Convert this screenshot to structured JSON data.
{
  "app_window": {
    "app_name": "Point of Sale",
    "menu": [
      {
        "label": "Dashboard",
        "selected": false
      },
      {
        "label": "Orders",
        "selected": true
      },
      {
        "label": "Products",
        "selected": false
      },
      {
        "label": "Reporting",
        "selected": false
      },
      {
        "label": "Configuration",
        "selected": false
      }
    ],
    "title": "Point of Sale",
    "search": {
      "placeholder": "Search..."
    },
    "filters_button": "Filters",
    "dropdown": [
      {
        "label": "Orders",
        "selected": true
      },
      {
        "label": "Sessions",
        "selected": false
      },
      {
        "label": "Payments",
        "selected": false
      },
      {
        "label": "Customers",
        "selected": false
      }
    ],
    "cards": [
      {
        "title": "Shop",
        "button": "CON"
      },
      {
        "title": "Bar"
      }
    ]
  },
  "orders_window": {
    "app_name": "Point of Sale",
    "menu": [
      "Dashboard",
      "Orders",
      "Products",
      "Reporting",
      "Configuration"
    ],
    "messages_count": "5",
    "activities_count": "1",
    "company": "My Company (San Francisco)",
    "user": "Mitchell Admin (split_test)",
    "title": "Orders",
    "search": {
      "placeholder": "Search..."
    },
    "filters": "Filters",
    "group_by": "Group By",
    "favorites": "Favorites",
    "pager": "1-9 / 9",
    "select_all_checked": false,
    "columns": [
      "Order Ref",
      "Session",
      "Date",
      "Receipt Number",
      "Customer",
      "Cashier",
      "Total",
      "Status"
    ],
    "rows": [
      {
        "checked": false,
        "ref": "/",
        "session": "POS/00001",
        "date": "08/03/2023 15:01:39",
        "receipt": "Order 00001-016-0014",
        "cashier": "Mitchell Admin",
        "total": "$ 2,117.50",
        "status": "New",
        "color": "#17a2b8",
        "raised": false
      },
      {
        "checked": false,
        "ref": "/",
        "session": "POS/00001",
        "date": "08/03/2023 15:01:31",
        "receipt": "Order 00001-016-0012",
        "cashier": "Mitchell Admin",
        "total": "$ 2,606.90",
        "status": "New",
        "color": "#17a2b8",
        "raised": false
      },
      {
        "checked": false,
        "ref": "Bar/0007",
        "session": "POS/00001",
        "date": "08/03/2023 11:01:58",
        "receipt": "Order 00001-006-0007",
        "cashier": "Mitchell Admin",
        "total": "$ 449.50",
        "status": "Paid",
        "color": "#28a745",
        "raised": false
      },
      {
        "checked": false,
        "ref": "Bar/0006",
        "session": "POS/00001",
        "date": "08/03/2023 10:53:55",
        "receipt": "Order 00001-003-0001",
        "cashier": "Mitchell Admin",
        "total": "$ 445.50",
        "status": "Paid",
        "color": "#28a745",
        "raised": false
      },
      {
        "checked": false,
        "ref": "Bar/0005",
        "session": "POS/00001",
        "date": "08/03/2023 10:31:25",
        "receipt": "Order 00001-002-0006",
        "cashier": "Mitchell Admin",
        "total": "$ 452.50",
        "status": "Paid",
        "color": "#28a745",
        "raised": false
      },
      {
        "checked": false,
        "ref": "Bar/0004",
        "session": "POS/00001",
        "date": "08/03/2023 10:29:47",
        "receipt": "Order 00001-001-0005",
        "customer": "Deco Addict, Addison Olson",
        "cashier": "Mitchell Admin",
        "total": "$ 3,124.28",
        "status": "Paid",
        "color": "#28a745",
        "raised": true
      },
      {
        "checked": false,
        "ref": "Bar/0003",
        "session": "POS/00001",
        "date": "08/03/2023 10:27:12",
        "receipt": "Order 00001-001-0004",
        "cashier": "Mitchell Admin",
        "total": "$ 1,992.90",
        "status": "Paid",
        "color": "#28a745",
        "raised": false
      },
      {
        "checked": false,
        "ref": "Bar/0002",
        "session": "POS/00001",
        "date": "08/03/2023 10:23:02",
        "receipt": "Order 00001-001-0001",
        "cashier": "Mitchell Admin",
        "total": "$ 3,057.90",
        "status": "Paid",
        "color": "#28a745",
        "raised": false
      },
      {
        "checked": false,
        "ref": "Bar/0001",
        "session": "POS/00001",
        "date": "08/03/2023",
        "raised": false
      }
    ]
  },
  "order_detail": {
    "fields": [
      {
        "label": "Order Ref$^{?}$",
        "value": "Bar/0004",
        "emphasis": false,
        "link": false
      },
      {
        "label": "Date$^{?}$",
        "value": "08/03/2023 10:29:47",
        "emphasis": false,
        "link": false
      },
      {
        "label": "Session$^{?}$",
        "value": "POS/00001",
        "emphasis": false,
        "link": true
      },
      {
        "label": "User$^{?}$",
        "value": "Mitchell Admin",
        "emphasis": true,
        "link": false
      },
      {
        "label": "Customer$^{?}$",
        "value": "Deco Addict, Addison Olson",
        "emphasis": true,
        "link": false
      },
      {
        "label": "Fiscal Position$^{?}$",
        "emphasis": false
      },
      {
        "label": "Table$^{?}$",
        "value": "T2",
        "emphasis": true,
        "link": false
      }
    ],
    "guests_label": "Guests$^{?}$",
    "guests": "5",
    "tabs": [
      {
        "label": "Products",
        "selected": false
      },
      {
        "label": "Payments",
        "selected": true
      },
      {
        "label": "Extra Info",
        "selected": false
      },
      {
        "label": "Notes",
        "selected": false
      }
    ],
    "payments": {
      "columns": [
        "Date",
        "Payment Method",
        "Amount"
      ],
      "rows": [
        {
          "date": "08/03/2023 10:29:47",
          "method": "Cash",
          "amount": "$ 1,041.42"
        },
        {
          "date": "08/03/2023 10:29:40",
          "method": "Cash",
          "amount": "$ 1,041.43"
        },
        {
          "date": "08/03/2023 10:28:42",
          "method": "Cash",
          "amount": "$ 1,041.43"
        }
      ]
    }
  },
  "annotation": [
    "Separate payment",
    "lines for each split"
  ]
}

• [Task details]
Copy out the material word for word and line for line.

• [In response]
Convert this screenshot to structured JSON data.
{
  "app_window": {
    "app_name": "Point of Sale",
    "menu": [
      {
        "label": "Dashboard",
        "selected": false
      },
      {
        "label": "Orders",
        "selected": true
      },
      {
        "label": "Products",
        "selected": false
      },
      {
        "label": "Reporting",
        "selected": false
      },
      {
        "label": "Configuration",
        "selected": false
      }
    ],
    "title": "Point of Sale",
    "search": {
      "placeholder": "Search..."
    },
    "filters_button": "Filters",
    "dropdown": [
      {
        "label": "Orders",
        "selected": true
      },
      {
        "label": "Sessions",
        "selected": false
      },
      {
        "label": "Payments",
        "selected": false
      },
      {
        "label": "Customers",
        "selected": false
      }
    ],
    "cards": [
      {
        "title": "Shop",
        "button": "CON"
      },
      {
        "title": "Bar"
      }
    ]
  },
  "orders_window": {
    "app_name": "Point of Sale",
    "menu": [
      "Dashboard",
      "Orders",
      "Products",
      "Reporting",
      "Configuration"
    ],
    "messages_count": "5",
    "activities_count": "1",
    "company": "My Company (San Francisco)",
    "user": "Mitchell Admin (split_test)",
    "title": "Orders",
    "search": {
      "placeholder": "Search..."
    },
    "filters": "Filters",
    "group_by": "Group By",
    "favorites": "Favorites",
    "pager": "1-9 / 9",
    "select_all_checked": false,
    "columns": [
      "Order Ref",
      "Session",
      "Date",
      "Receipt Number",
      "Customer",
      "Cashier",
      "Total",
      "Status"
    ],
    "rows": [
      {
        "checked": false,
        "ref": "/",
        "session": "POS/00001",
        "date": "08/03/2023 15:01:39",
        "receipt": "Order 00001-016-0014",
        "cashier": "Mitchell Admin",
        "total": "$ 2,117.50",
        "status": "New",
        "color": "#17a2b8",
        "raised": false
      },
      {
        "checked": false,
        "ref": "/",
        "session": "POS/00001",
        "date": "08/03/2023 15:01:31",
        "receipt": "Order 00001-016-0012",
        "cashier": "Mitchell Admin",
        "total": "$ 2,606.90",
        "status": "New",
        "color": "#17a2b8",
        "raised": false
      },
      {
        "checked": false,
        "ref": "Bar/0007",
        "session": "POS/00001",
        "date": "08/03/2023 11:01:58",
        "receipt": "Order 00001-006-0007",
        "cashier": "Mitchell Admin",
        "total": "$ 449.50",
        "status": "Paid",
        "color": "#28a745",
        "raised": false
      },
      {
        "checked": false,
        "ref": "Bar/0006",
        "session": "POS/00001",
        "date": "08/03/2023 10:53:55",
        "receipt": "Order 00001-003-0001",
        "cashier": "Mitchell Admin",
        "total": "$ 445.50",
        "status": "Paid",
        "color": "#28a745",
        "raised": false
      },
      {
        "checked": false,
        "ref": "Bar/0005",
        "session": "POS/00001",
        "date": "08/03/2023 10:31:25",
        "receipt": "Order 00001-002-0006",
        "cashier": "Mitchell Admin",
        "total": "$ 452.50",
        "status": "Paid",
        "color": "#28a745",
        "raised": false
      },
      {
        "checked": false,
        "ref": "Bar/0004",
        "session": "POS/00001",
        "date": "08/03/2023 10:29:47",
        "receipt": "Order 00001-001-0005",
        "customer": "Deco Addict, Addison Olson",
        "cashier": "Mitchell Admin",
        "total": "$ 3,124.28",
        "status": "Paid",
        "color": "#28a745",
        "raised": true
      },
      {
        "checked": false,
        "ref": "Bar/0003",
        "session": "POS/00001",
        "date": "08/03/2023 10:27:12",
        "receipt": "Order 00001-001-0004",
        "cashier": "Mitchell Admin",
        "total": "$ 1,992.90",
        "status": "Paid",
        "color": "#28a745",
        "raised": false
      },
      {
        "checked": false,
        "ref": "Bar/0002",
        "session": "POS/00001",
        "date": "08/03/2023 10:23:02",
        "receipt": "Order 00001-001-0001",
        "cashier": "Mitchell Admin",
        "total": "$ 3,057.90",
        "status": "Paid",
        "color": "#28a745",
        "raised": false
      },
      {
        "checked": false,
        "ref": "Bar/0001",
        "session": "POS/00001",
        "date": "08/03/2023",
        "raised": false
      }
    ]
  },
  "order_detail": {
    "fields": [
      {
        "label": "Order Ref$^{?}$",
        "value": "Bar/0004",
        "emphasis": false,
        "link": false
      },
      {
        "label": "Date$^{?}$",
        "value": "08/03/2023 10:29:47",
        "emphasis": false,
        "link": false
      },
      {
        "label": "Session$^{?}$",
        "value": "POS/00001",
        "emphasis": false,
        "link": true
      },
      {
        "label": "User$^{?}$",
        "value": "Mitchell Admin",
        "emphasis": true,
        "link": false
      },
      {
        "label": "Customer$^{?}$",
        "value": "Deco Addict, Addison Olson",
        "emphasis": true,
        "link": false
      },
      {
        "label": "Fiscal Position$^{?}$",
        "emphasis": false
      },
      {
        "label": "Table$^{?}$",
        "value": "T2",
        "emphasis": true,
        "link": false
      }
    ],
    "guests_label": "Guests$^{?}$",
    "guests": "5",
    "tabs": [
      {
        "label": "Products",
        "selected": false
      },
      {
        "label": "Payments",
        "selected": true
      },
      {
        "label": "Extra Info",
        "selected": false
      },
      {
        "label": "Notes",
        "selected": false
      }
    ],
    "payments": {
      "columns": [
        "Date",
        "Payment Method",
        "Amount"
      ],
      "rows": [
        {
          "date": "08/03/2023 10:29:47",
          "method": "Cash",
          "amount": "$ 1,041.42"
        },
        {
          "date": "08/03/2023 10:29:40",
          "method": "Cash",
          "amount": "$ 1,041.43"
        },
        {
          "date": "08/03/2023 10:28:42",
          "method": "Cash",
          "amount": "$ 1,041.43"
        }
      ]
    }
  },
  "annotation": [
    "Separate payment",
    "lines for each split"
  ]
}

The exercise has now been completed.